(Data extracted from a collection)
········
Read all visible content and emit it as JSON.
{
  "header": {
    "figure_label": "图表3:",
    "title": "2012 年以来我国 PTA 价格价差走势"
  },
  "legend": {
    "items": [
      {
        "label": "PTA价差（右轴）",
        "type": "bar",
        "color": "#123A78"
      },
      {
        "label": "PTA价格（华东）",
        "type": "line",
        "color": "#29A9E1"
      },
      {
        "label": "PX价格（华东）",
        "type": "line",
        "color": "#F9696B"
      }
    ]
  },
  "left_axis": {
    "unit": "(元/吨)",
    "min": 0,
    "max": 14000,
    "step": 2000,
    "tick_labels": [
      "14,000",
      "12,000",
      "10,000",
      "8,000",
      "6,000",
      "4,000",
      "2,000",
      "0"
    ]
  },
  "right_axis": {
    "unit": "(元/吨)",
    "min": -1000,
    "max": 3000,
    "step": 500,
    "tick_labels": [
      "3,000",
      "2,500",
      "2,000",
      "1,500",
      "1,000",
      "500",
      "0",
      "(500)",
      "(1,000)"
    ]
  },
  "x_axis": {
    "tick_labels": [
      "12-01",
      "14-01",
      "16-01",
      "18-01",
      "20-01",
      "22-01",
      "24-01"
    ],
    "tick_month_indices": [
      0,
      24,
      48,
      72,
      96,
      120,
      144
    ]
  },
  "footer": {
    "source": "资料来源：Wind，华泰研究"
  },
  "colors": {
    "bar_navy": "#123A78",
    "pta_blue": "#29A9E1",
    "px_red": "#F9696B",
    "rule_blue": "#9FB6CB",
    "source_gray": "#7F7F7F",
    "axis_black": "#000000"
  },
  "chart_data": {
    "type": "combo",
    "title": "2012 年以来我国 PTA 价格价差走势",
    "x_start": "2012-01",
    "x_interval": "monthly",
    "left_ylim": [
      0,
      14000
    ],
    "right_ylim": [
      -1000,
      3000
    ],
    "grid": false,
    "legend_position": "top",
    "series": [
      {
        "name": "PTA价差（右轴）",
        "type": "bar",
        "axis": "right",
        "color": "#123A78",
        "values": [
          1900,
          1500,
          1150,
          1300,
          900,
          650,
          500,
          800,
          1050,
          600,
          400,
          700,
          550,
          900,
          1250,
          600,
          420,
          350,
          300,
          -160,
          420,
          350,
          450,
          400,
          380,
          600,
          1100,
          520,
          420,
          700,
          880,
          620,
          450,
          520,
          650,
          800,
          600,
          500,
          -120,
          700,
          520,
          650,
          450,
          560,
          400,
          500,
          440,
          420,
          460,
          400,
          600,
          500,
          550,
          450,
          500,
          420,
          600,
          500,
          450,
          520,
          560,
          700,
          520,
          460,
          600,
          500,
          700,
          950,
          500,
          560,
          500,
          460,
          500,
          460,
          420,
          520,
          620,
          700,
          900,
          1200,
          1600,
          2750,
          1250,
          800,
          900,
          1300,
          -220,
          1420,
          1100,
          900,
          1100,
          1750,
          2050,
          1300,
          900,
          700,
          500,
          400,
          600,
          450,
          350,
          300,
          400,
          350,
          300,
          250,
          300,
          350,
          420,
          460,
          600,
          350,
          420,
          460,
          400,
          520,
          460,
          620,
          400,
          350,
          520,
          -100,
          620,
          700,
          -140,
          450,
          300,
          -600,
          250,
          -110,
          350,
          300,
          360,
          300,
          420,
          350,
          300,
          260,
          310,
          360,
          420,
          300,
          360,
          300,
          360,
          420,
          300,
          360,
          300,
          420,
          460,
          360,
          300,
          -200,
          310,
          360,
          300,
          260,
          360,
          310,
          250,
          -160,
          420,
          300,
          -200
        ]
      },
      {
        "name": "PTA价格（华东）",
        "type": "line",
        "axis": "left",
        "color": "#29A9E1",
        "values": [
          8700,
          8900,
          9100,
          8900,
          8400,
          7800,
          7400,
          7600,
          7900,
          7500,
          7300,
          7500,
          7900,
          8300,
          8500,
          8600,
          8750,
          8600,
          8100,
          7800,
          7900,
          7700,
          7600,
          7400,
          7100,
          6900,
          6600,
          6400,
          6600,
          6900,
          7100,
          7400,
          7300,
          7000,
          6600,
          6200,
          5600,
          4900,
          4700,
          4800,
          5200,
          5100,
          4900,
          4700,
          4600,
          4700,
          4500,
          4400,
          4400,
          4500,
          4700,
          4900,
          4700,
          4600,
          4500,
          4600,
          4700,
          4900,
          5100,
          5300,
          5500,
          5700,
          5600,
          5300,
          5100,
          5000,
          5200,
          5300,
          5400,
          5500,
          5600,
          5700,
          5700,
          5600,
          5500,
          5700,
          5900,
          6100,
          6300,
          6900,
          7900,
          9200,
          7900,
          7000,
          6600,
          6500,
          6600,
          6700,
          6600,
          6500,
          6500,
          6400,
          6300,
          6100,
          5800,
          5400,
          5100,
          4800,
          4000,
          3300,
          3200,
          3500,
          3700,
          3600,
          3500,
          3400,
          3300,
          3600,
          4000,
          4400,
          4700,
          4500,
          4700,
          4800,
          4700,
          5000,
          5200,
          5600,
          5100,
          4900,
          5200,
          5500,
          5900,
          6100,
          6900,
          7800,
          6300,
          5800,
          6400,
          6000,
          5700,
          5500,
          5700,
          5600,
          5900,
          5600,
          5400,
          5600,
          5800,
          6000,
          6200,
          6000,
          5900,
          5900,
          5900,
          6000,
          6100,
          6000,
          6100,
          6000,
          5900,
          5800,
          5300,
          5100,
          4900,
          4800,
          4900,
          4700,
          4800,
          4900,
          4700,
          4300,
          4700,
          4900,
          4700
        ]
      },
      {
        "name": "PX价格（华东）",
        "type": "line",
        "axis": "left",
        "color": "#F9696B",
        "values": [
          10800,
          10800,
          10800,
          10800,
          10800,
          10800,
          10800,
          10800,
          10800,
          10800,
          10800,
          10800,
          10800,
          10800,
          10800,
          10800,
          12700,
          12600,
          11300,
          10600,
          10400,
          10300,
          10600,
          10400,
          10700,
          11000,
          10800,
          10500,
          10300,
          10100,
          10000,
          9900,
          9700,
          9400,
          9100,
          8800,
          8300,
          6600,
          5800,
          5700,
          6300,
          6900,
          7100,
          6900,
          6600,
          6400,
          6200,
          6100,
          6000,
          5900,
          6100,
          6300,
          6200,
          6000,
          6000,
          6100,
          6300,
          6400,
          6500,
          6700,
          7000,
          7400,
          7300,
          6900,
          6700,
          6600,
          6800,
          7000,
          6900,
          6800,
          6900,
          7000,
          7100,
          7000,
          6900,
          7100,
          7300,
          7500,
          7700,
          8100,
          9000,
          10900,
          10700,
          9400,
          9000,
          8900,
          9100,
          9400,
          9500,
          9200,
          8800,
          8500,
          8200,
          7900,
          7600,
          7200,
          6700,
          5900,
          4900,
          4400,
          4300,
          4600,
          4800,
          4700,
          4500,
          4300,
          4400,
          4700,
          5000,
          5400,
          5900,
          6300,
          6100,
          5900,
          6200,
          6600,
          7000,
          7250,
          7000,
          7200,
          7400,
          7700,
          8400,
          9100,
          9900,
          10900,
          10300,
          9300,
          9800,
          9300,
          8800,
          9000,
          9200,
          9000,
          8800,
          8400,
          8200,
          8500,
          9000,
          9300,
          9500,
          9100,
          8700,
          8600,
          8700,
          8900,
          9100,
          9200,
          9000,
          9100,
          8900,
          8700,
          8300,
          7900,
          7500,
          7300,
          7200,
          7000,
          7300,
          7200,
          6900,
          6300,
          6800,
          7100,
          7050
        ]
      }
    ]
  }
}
········
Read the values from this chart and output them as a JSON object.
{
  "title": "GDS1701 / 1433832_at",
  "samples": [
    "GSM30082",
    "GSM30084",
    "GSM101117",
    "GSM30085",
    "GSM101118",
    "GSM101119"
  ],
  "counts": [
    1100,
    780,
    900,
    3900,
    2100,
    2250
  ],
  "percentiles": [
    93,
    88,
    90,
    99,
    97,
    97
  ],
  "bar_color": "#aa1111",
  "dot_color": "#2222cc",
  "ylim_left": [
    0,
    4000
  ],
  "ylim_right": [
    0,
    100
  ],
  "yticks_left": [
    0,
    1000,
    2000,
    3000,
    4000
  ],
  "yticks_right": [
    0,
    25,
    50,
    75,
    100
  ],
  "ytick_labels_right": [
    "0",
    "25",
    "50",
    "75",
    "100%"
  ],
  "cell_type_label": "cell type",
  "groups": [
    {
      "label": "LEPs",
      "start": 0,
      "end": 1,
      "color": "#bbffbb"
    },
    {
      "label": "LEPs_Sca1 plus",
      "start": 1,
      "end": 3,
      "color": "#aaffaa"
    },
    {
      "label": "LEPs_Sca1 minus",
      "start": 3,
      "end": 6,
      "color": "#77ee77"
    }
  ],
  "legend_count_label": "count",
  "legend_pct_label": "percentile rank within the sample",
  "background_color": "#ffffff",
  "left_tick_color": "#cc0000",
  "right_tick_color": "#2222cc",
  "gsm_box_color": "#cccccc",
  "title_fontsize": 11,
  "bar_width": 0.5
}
········
* [What this task involves]: Check every line for "价格价差走势" and show the ones that have it.

* [Result of this exercise]:
    "title": "2012 年以来我国 PTA 价格价差走势"
    "title": "2012 年以来我国 PTA 价格价差走势",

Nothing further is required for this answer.